---------- INPUT MATERIAL ----------

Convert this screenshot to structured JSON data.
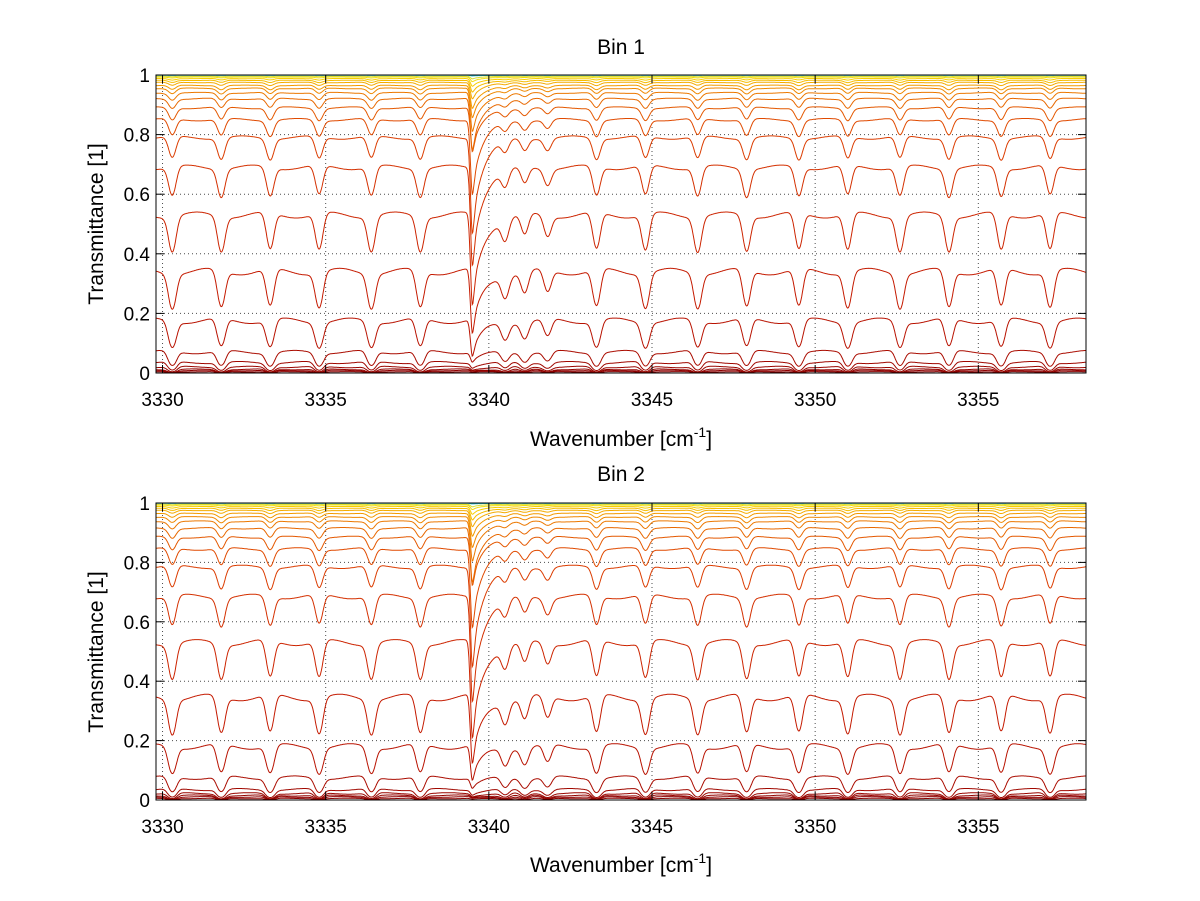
{
  "chart_data": [
    {
      "type": "line",
      "title": "Bin 1",
      "xlabel": "Wavenumber [cm",
      "xlabel_sup": "-1",
      "xlabel_end": "]",
      "ylabel": "Transmittance [1]",
      "xlim": [
        3329.8,
        3358.3
      ],
      "ylim": [
        0,
        1
      ],
      "xticks": [
        3330,
        3335,
        3340,
        3345,
        3350,
        3355
      ],
      "yticks": [
        0,
        0.2,
        0.4,
        0.6,
        0.8,
        1
      ],
      "xtick_labels": [
        "3330",
        "3335",
        "3340",
        "3345",
        "3350",
        "3355"
      ],
      "ytick_labels": [
        "0",
        "0.2",
        "0.4",
        "0.6",
        "0.8",
        "1"
      ],
      "grid": true,
      "main_dip": {
        "x": 3339.5,
        "min_y_of_lowest_curves": [
          0.05,
          0.12,
          0.22,
          0.36,
          0.47,
          0.6,
          0.74
        ]
      },
      "line_dips_x": [
        3330.3,
        3331.8,
        3333.3,
        3334.8,
        3336.4,
        3337.9,
        3340.5,
        3341.1,
        3341.8,
        3343.3,
        3344.8,
        3346.4,
        3347.9,
        3349.5,
        3351.0,
        3352.6,
        3354.1,
        3355.7,
        3357.2
      ],
      "series_baseline_y": [
        0.004,
        0.008,
        0.012,
        0.02,
        0.035,
        0.07,
        0.175,
        0.34,
        0.53,
        0.69,
        0.79,
        0.85,
        0.89,
        0.92,
        0.94,
        0.955,
        0.965,
        0.975,
        0.982,
        0.988,
        0.993,
        0.996,
        0.999
      ],
      "colors": [
        "#8b0000",
        "#8e0000",
        "#930400",
        "#990600",
        "#a00800",
        "#aa0c00",
        "#b81200",
        "#c41a00",
        "#cc2400",
        "#d43000",
        "#db3c00",
        "#e04a00",
        "#e45800",
        "#e86800",
        "#ec7800",
        "#ef8800",
        "#f29a00",
        "#f4ab00",
        "#f6bc00",
        "#f8cd00",
        "#f2dc10",
        "#d9e030",
        "#20c0d0"
      ]
    },
    {
      "type": "line",
      "title": "Bin 2",
      "xlabel": "Wavenumber [cm",
      "xlabel_sup": "-1",
      "xlabel_end": "]",
      "ylabel": "Transmittance [1]",
      "xlim": [
        3329.8,
        3358.3
      ],
      "ylim": [
        0,
        1
      ],
      "xticks": [
        3330,
        3335,
        3340,
        3345,
        3350,
        3355
      ],
      "yticks": [
        0,
        0.2,
        0.4,
        0.6,
        0.8,
        1
      ],
      "xtick_labels": [
        "3330",
        "3335",
        "3340",
        "3345",
        "3350",
        "3355"
      ],
      "ytick_labels": [
        "0",
        "0.2",
        "0.4",
        "0.6",
        "0.8",
        "1"
      ],
      "grid": true,
      "main_dip": {
        "x": 3339.5,
        "min_y_of_lowest_curves": [
          0.06,
          0.11,
          0.2,
          0.33,
          0.45,
          0.58,
          0.72
        ]
      },
      "line_dips_x": [
        3330.3,
        3331.8,
        3333.3,
        3334.8,
        3336.4,
        3337.9,
        3340.5,
        3341.1,
        3341.8,
        3343.3,
        3344.8,
        3346.4,
        3347.9,
        3349.5,
        3351.0,
        3352.6,
        3354.1,
        3355.7,
        3357.2
      ],
      "series_baseline_y": [
        0.005,
        0.01,
        0.015,
        0.022,
        0.035,
        0.075,
        0.18,
        0.345,
        0.53,
        0.685,
        0.785,
        0.845,
        0.885,
        0.915,
        0.938,
        0.953,
        0.965,
        0.975,
        0.982,
        0.988,
        0.993,
        0.996,
        0.999
      ],
      "colors": [
        "#8b0000",
        "#8e0000",
        "#930400",
        "#990600",
        "#a00800",
        "#aa0c00",
        "#b81200",
        "#c41a00",
        "#cc2400",
        "#d43000",
        "#db3c00",
        "#e04a00",
        "#e45800",
        "#e86800",
        "#ec7800",
        "#ef8800",
        "#f29a00",
        "#f4ab00",
        "#f6bc00",
        "#f8cd00",
        "#f2dc10",
        "#d9e030",
        "#20c0d0"
      ]
    }
  ]
}
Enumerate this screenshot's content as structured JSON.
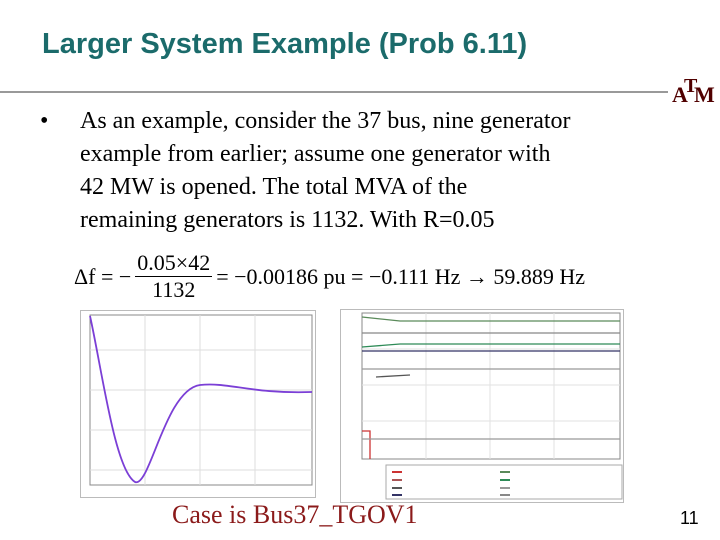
{
  "header": {
    "title": "Larger System Example (Prob 6.11)"
  },
  "logo": {
    "left": "A",
    "center": "T",
    "right": "M"
  },
  "bullet": {
    "lines": [
      "As an example, consider the 37 bus, nine generator",
      "example from earlier;  assume one generator with",
      "42 MW is opened.  The total MVA of the",
      "remaining generators is 1132.  With R=0.05"
    ]
  },
  "equation": {
    "lhs": "Δf = −",
    "numerator": "0.05×42",
    "denominator": "1132",
    "rhs": "= −0.00186 pu = −0.111 Hz → 59.889 Hz"
  },
  "caption": "Case is Bus37_TGOV1",
  "page_number": "11"
}
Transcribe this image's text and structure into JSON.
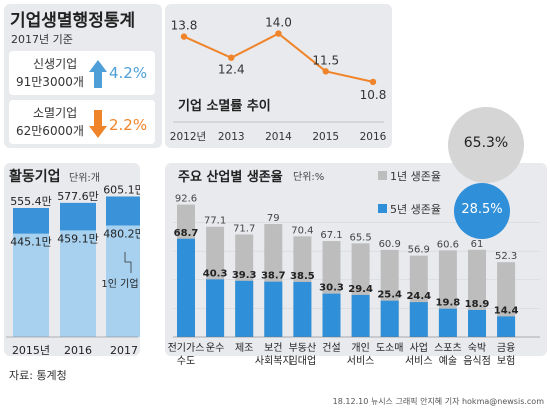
{
  "header": {
    "title": "기업생멸행정통계",
    "subtitle": "2017년 기준"
  },
  "summary": {
    "new": {
      "label": "신생기업",
      "count": "91만3000개",
      "rate": "4.2%"
    },
    "closed": {
      "label": "소멸기업",
      "count": "62만6000개",
      "rate": "2.2%"
    }
  },
  "colors": {
    "up": "#4e9fd8",
    "down": "#f0842a",
    "line": "#f0842a",
    "gray_bar": "#bdbdbd",
    "blue_bar": "#2f8fd8",
    "light_blue": "#a8d1ef",
    "mid_blue": "#3a93d8",
    "panel": "#e8eaee"
  },
  "chart_data": [
    {
      "type": "line",
      "title": "기업 소멸률 추이",
      "x": [
        "2012년",
        "2013",
        "2014",
        "2015",
        "2016"
      ],
      "values": [
        13.8,
        12.4,
        14.0,
        11.5,
        10.8
      ],
      "labels": [
        "13.8",
        "12.4",
        "14.0",
        "11.5",
        "10.8"
      ],
      "ylim": [
        10,
        14.5
      ]
    },
    {
      "type": "bar",
      "title": "활동기업",
      "unit": "단위:개",
      "categories": [
        "2015년",
        "2016",
        "2017"
      ],
      "series": [
        {
          "values": [
            555.4,
            577.6,
            605.1
          ],
          "labels": [
            "555.4만",
            "577.6만",
            "605.1만"
          ]
        },
        {
          "values": [
            445.1,
            459.1,
            480.2
          ],
          "labels": [
            "445.1만",
            "459.1만",
            "480.2만"
          ]
        }
      ],
      "annotation": "1인 기업",
      "ylim": [
        0,
        620
      ]
    },
    {
      "type": "bar",
      "title": "주요 산업별 생존율",
      "unit": "단위:%",
      "categories": [
        [
          "전기가스",
          "수도"
        ],
        [
          "운수"
        ],
        [
          "제조"
        ],
        [
          "보건",
          "사회복지"
        ],
        [
          "부동산",
          "임대업"
        ],
        [
          "건설"
        ],
        [
          "개인",
          "서비스"
        ],
        [
          "도소매"
        ],
        [
          "사업",
          "서비스"
        ],
        [
          "스포츠",
          "예술"
        ],
        [
          "숙박",
          "음식점"
        ],
        [
          "금융",
          "보험"
        ]
      ],
      "series": [
        {
          "name": "1년 생존율",
          "values": [
            92.6,
            77.1,
            71.7,
            79,
            70.4,
            67.1,
            65.5,
            60.9,
            56.9,
            60.6,
            61,
            52.3
          ],
          "labels": [
            "92.6",
            "77.1",
            "71.7",
            "79",
            "70.4",
            "67.1",
            "65.5",
            "60.9",
            "56.9",
            "60.6",
            "61",
            "52.3"
          ],
          "avg": "65.3%"
        },
        {
          "name": "5년 생존율",
          "values": [
            68.7,
            40.3,
            39.3,
            38.7,
            38.5,
            30.3,
            29.4,
            25.4,
            24.4,
            19.8,
            18.9,
            14.4
          ],
          "labels": [
            "68.7",
            "40.3",
            "39.3",
            "38.7",
            "38.5",
            "30.3",
            "29.4",
            "25.4",
            "24.4",
            "19.8",
            "18.9",
            "14.4"
          ],
          "avg": "28.5%"
        }
      ],
      "ylim": [
        0,
        100
      ]
    }
  ],
  "footer": {
    "source": "자료: 통계청",
    "credit": "18.12.10 뉴시스 그래픽 안지혜 기자 hokma@newsis.com"
  }
}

----------

### WRITTEN TASK
The word "JSON" may appear on some lines of these records; state how many such lines there are, and nothing else.

### SOLUTION FOR THIS PROBLEM
3